===== DATA PROVIDED =====

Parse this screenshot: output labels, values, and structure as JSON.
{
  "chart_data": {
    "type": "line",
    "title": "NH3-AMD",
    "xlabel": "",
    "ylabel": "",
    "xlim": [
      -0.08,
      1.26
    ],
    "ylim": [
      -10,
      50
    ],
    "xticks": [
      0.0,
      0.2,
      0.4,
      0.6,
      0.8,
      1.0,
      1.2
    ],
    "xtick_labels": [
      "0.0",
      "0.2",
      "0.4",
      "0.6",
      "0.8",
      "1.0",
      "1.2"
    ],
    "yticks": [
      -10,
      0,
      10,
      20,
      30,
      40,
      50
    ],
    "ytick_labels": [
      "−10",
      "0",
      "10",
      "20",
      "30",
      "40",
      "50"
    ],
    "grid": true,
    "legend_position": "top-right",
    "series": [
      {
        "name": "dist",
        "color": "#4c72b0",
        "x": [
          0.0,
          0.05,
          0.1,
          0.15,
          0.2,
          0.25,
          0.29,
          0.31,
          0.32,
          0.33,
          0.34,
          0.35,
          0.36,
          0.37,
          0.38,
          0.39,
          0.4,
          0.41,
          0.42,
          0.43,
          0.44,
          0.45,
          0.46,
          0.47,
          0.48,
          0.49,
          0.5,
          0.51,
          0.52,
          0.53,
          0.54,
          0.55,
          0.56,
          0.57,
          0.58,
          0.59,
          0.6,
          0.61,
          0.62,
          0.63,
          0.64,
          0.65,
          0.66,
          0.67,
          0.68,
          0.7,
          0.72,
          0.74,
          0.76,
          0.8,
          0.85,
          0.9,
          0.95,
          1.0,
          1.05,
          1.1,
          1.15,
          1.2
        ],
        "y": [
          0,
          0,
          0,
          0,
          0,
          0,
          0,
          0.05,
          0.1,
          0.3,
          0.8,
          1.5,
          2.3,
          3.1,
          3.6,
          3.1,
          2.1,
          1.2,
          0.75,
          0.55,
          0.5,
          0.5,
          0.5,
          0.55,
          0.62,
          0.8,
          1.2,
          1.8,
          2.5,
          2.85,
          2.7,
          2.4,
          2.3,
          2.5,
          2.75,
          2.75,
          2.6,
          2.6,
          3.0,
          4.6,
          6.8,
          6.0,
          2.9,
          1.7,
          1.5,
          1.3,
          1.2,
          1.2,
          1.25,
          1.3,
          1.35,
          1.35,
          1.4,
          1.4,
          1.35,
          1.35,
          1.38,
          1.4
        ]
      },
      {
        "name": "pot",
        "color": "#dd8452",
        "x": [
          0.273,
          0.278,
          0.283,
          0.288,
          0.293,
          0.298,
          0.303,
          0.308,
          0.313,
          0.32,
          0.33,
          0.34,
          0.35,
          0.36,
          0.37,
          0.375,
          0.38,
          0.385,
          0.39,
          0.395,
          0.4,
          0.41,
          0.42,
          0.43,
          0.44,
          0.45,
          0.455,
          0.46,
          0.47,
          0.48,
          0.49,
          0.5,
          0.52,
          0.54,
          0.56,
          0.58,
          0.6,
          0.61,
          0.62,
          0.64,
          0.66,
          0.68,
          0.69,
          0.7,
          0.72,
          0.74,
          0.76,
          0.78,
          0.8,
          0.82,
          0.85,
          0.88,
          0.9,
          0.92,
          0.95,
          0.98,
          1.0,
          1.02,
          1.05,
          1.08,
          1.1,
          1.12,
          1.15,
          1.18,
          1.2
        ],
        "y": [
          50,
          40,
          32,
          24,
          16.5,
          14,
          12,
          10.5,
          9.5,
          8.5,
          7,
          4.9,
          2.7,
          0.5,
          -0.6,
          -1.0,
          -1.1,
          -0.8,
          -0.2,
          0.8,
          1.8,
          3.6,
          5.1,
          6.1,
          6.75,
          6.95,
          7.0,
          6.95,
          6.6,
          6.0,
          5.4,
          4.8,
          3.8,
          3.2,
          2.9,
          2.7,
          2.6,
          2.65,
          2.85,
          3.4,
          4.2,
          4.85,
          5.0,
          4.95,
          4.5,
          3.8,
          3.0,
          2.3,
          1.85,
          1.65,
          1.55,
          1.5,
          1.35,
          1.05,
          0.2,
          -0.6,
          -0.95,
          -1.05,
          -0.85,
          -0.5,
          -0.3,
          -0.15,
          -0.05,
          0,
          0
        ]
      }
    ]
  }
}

=====

- **GIVEN INSTRUCTION**
Print every line of the records exactly. Omit nothing.

- **TASK RESPONSE**
Parse this screenshot: output labels, values, and structure as JSON.
{
  "chart_data": {
    "type": "line",
    "title": "NH3-AMD",
    "xlabel": "",
    "ylabel": "",
    "xlim": [
      -0.08,
      1.26
    ],
    "ylim": [
      -10,
      50
    ],
    "xticks": [
      0.0,
      0.2,
      0.4,
      0.6,
      0.8,
      1.0,
      1.2
    ],
    "xtick_labels": [
      "0.0",
      "0.2",
      "0.4",
      "0.6",
      "0.8",
      "1.0",
      "1.2"
    ],
    "yticks": [
      -10,
      0,
      10,
      20,
      30,
      40,
      50
    ],
    "ytick_labels": [
      "−10",
      "0",
      "10",
      "20",
      "30",
      "40",
      "50"
    ],
    "grid": true,
    "legend_position": "top-right",
    "series": [
      {
        "name": "dist",
        "color": "#4c72b0",
        "x": [
          0.0,
          0.05,
          0.1,
          0.15,
          0.2,
          0.25,
          0.29,
          0.31,
          0.32,
          0.33,
          0.34,
          0.35,
          0.36,
          0.37,
          0.38,
          0.39,
          0.4,
          0.41,
          0.42,
          0.43,
          0.44,
          0.45,
          0.46,
          0.47,
          0.48,
          0.49,
          0.5,
          0.51,
          0.52,
          0.53,
          0.54,
          0.55,
          0.56,
          0.57,
          0.58,
          0.59,
          0.6,
          0.61,
          0.62,
          0.63,
          0.64,
          0.65,
          0.66,
          0.67,
          0.68,
          0.7,
          0.72,
          0.74,
          0.76,
          0.8,
          0.85,
          0.9,
          0.95,
          1.0,
          1.05,
          1.1,
          1.15,
          1.2
        ],
        "y": [
          0,
          0,
          0,
          0,
          0,
          0,
          0,
          0.05,
          0.1,
          0.3,
          0.8,
          1.5,
          2.3,
          3.1,
          3.6,
          3.1,
          2.1,
          1.2,
          0.75,
          0.55,
          0.5,
          0.5,
          0.5,
          0.55,
          0.62,
          0.8,
          1.2,
          1.8,
          2.5,
          2.85,
          2.7,
          2.4,
          2.3,
          2.5,
          2.75,
          2.75,
          2.6,
          2.6,
          3.0,
          4.6,
          6.8,
          6.0,
          2.9,
          1.7,
          1.5,
          1.3,
          1.2,
          1.2,
          1.25,
          1.3,
          1.35,
          1.35,
          1.4,
          1.4,
          1.35,
          1.35,
          1.38,
          1.4
        ]
      },
      {
        "name": "pot",
        "color": "#dd8452",
        "x": [
          0.273,
          0.278,
          0.283,
          0.288,
          0.293,
          0.298,
          0.303,
          0.308,
          0.313,
          0.32,
          0.33,
          0.34,
          0.35,
          0.36,
          0.37,
          0.375,
          0.38,
          0.385,
          0.39,
          0.395,
          0.4,
          0.41,
          0.42,
          0.43,
          0.44,
          0.45,
          0.455,
          0.46,
          0.47,
          0.48,
          0.49,
          0.5,
          0.52,
          0.54,
          0.56,
          0.58,
          0.6,
          0.61,
          0.62,
          0.64,
          0.66,
          0.68,
          0.69,
          0.7,
          0.72,
          0.74,
          0.76,
          0.78,
          0.8,
          0.82,
          0.85,
          0.88,
          0.9,
          0.92,
          0.95,
          0.98,
          1.0,
          1.02,
          1.05,
          1.08,
          1.1,
          1.12,
          1.15,
          1.18,
          1.2
        ],
        "y": [
          50,
          40,
          32,
          24,
          16.5,
          14,
          12,
          10.5,
          9.5,
          8.5,
          7,
          4.9,
          2.7,
          0.5,
          -0.6,
          -1.0,
          -1.1,
          -0.8,
          -0.2,
          0.8,
          1.8,
          3.6,
          5.1,
          6.1,
          6.75,
          6.95,
          7.0,
          6.95,
          6.6,
          6.0,
          5.4,
          4.8,
          3.8,
          3.2,
          2.9,
          2.7,
          2.6,
          2.65,
          2.85,
          3.4,
          4.2,
          4.85,
          5.0,
          4.95,
          4.5,
          3.8,
          3.0,
          2.3,
          1.85,
          1.65,
          1.55,
          1.5,
          1.35,
          1.05,
          0.2,
          -0.6,
          -0.95,
          -1.05,
          -0.85,
          -0.5,
          -0.3,
          -0.15,
          -0.05,
          0,
          0
        ]
      }
    ]
  }
}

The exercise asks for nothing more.